Give the data below again exactly as it stands. Omit the pictures.

- _Extracted data entries_:
___

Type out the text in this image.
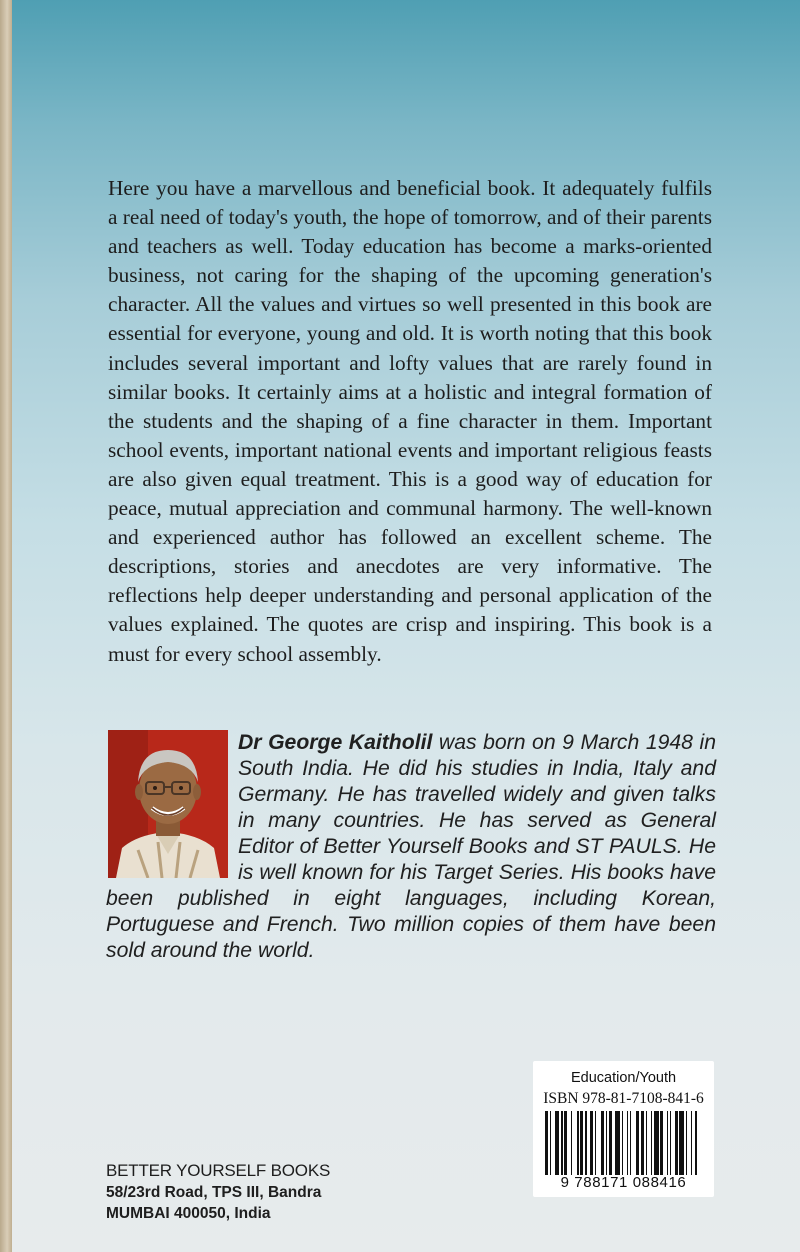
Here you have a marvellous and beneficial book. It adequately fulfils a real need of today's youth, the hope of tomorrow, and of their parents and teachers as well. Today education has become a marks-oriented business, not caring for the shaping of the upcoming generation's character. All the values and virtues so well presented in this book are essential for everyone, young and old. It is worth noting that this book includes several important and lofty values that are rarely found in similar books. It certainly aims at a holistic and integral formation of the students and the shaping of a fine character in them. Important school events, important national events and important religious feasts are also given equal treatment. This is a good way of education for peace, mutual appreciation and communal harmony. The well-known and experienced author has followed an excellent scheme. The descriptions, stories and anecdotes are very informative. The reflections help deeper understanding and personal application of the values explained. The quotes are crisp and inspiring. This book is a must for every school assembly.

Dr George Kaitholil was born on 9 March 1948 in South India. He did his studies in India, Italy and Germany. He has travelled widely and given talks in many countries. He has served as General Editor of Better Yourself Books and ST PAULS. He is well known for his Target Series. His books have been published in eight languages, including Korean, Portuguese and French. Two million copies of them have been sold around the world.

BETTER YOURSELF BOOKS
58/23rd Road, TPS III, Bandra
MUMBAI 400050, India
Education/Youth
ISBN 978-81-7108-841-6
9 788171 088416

___

- _Task output_:
Type out the text in this image.
Here you have a marvellous and beneficial book. It adequately fulfils a real need of today's youth, the hope of tomorrow, and of their parents and teachers as well. Today education has become a marks-oriented business, not caring for the shaping of the upcoming generation's character. All the values and virtues so well presented in this book are essential for everyone, young and old. It is worth noting that this book includes several important and lofty values that are rarely found in similar books. It certainly aims at a holistic and integral formation of the students and the shaping of a fine character in them. Important school events, important national events and important religious feasts are also given equal treatment. This is a good way of education for peace, mutual appreciation and communal harmony. The well-known and experienced author has followed an excellent scheme. The descriptions, stories and anecdotes are very informative. The reflections help deeper understanding and personal application of the values explained. The quotes are crisp and inspiring. This book is a must for every school assembly.

Dr George Kaitholil was born on 9 March 1948 in South India. He did his studies in India, Italy and Germany. He has travelled widely and given talks in many countries. He has served as General Editor of Better Yourself Books and ST PAULS. He is well known for his Target Series. His books have been published in eight languages, including Korean, Portuguese and French. Two million copies of them have been sold around the world.

BETTER YOURSELF BOOKS
58/23rd Road, TPS III, Bandra
MUMBAI 400050, India
Education/Youth
ISBN 978-81-7108-841-6
9 788171 088416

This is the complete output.